**Aim**. In the data below, find every line that has the string "amplitude", and copy it.

**Available records**.
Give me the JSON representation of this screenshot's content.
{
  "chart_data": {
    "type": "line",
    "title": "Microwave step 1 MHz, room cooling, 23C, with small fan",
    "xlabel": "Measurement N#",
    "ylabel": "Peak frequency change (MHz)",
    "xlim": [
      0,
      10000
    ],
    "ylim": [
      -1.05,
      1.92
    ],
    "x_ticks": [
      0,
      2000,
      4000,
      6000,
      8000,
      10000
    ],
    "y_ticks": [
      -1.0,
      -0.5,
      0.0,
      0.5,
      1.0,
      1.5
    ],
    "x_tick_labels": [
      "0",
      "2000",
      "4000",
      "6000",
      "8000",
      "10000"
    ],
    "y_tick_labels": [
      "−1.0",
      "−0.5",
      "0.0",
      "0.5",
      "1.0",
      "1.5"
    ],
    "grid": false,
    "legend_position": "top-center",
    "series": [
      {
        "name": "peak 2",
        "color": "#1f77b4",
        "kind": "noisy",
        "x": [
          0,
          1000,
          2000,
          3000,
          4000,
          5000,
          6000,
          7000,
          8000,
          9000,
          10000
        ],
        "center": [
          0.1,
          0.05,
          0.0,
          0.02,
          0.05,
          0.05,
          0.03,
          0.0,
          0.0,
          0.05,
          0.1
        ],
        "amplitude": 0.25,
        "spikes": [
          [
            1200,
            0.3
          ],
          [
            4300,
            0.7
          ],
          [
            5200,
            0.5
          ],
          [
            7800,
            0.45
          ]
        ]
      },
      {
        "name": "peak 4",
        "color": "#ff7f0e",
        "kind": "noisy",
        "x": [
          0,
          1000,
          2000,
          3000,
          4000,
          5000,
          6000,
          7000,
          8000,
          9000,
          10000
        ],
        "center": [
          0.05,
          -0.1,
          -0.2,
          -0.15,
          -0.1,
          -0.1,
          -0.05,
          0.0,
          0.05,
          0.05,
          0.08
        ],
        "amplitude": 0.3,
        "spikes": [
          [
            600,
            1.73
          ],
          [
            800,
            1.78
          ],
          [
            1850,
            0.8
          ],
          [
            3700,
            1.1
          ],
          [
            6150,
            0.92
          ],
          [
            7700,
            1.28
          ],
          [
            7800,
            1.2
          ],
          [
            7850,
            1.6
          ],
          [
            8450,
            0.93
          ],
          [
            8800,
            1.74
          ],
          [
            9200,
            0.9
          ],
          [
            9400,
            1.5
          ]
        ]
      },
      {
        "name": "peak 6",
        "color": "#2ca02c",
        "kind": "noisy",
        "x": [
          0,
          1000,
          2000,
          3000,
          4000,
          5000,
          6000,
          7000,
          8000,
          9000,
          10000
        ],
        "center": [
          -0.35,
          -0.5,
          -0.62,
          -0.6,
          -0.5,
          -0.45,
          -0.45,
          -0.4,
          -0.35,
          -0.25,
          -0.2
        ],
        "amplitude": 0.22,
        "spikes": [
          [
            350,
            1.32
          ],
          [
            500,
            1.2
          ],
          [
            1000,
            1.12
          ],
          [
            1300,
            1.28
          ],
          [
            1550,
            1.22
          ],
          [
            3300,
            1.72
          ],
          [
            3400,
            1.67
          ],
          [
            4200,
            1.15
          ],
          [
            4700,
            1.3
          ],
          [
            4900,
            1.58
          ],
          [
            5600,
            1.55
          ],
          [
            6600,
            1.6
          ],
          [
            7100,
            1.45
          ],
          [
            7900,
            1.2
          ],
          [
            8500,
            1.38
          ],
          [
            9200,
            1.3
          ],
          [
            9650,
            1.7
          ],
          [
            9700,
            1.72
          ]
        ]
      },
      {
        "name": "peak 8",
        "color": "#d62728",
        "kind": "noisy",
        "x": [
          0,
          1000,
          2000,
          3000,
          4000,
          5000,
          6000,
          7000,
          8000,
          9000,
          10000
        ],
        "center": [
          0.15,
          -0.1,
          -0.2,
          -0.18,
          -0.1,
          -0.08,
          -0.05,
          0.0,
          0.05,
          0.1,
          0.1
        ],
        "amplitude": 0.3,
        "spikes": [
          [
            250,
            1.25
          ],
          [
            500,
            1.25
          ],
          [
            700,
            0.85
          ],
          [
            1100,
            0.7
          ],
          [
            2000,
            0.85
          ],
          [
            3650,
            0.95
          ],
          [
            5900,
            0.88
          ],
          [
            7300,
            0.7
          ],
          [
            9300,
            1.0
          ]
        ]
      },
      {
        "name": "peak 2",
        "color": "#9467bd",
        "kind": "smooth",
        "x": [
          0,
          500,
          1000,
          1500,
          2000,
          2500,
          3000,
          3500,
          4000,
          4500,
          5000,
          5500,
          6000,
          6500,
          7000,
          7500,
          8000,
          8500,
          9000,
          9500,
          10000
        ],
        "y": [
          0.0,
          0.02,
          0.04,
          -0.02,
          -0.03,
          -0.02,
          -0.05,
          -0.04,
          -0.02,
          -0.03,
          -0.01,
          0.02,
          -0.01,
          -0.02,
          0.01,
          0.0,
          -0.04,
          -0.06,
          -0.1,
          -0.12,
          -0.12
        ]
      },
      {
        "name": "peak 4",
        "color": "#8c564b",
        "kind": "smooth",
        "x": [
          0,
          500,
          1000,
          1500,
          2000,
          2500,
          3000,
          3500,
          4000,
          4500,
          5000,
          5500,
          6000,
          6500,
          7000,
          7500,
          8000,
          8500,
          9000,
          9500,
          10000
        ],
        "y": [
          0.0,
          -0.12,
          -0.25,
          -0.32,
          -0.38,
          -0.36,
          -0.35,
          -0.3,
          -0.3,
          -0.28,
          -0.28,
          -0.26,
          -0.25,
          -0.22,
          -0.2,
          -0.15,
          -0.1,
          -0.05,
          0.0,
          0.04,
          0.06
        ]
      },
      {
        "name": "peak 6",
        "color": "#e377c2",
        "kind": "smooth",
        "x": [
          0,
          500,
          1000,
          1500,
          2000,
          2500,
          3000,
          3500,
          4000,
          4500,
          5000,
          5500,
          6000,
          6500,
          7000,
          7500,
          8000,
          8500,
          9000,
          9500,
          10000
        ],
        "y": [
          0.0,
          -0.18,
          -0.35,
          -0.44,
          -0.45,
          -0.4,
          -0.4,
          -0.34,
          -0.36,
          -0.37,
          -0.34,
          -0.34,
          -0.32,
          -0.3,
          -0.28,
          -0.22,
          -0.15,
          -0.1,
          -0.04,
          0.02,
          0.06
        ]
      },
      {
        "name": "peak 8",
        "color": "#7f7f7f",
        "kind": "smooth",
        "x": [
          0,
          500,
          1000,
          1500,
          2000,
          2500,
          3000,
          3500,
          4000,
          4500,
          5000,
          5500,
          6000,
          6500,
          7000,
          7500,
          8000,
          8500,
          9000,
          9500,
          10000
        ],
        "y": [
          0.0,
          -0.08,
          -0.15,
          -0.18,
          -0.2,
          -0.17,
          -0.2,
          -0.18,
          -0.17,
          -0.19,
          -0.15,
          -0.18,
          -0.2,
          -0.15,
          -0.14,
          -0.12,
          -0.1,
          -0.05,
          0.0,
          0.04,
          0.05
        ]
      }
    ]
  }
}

**Task answer**.
        "amplitude": 0.25,
        "amplitude": 0.3,
        "amplitude": 0.22,
        "amplitude": 0.3,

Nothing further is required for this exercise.